WORK TO BE COMPLETED
Set down each record exactly as written.

EXERCISE MATERIAL
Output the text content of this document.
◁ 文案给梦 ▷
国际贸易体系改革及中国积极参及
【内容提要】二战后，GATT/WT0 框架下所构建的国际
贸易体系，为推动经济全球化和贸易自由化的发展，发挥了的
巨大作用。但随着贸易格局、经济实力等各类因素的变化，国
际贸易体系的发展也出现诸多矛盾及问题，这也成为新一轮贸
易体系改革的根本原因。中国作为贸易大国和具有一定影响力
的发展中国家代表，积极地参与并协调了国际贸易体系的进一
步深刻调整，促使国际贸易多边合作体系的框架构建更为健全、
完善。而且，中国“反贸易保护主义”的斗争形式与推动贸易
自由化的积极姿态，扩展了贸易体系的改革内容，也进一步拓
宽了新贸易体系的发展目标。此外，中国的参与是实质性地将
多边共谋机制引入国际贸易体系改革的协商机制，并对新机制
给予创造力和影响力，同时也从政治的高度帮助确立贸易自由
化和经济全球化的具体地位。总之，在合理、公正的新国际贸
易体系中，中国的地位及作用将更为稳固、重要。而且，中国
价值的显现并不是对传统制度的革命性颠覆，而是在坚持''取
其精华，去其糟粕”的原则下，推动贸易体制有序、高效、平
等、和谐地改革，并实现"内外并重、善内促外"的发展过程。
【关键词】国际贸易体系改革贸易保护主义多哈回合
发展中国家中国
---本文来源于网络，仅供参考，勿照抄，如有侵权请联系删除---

CORRECT RESULT
Output the text content of this document.
◁ 文案给梦 ▷
国际贸易体系改革及中国积极参及
【内容提要】二战后，GATT/WT0 框架下所构建的国际
贸易体系，为推动经济全球化和贸易自由化的发展，发挥了的
巨大作用。但随着贸易格局、经济实力等各类因素的变化，国
际贸易体系的发展也出现诸多矛盾及问题，这也成为新一轮贸
易体系改革的根本原因。中国作为贸易大国和具有一定影响力
的发展中国家代表，积极地参与并协调了国际贸易体系的进一
步深刻调整，促使国际贸易多边合作体系的框架构建更为健全、
完善。而且，中国“反贸易保护主义”的斗争形式与推动贸易
自由化的积极姿态，扩展了贸易体系的改革内容，也进一步拓
宽了新贸易体系的发展目标。此外，中国的参与是实质性地将
多边共谋机制引入国际贸易体系改革的协商机制，并对新机制
给予创造力和影响力，同时也从政治的高度帮助确立贸易自由
化和经济全球化的具体地位。总之，在合理、公正的新国际贸
易体系中，中国的地位及作用将更为稳固、重要。而且，中国
价值的显现并不是对传统制度的革命性颠覆，而是在坚持''取
其精华，去其糟粕”的原则下，推动贸易体制有序、高效、平
等、和谐地改革，并实现"内外并重、善内促外"的发展过程。
【关键词】国际贸易体系改革贸易保护主义多哈回合
发展中国家中国
---本文来源于网络，仅供参考，勿照抄，如有侵权请联系删除---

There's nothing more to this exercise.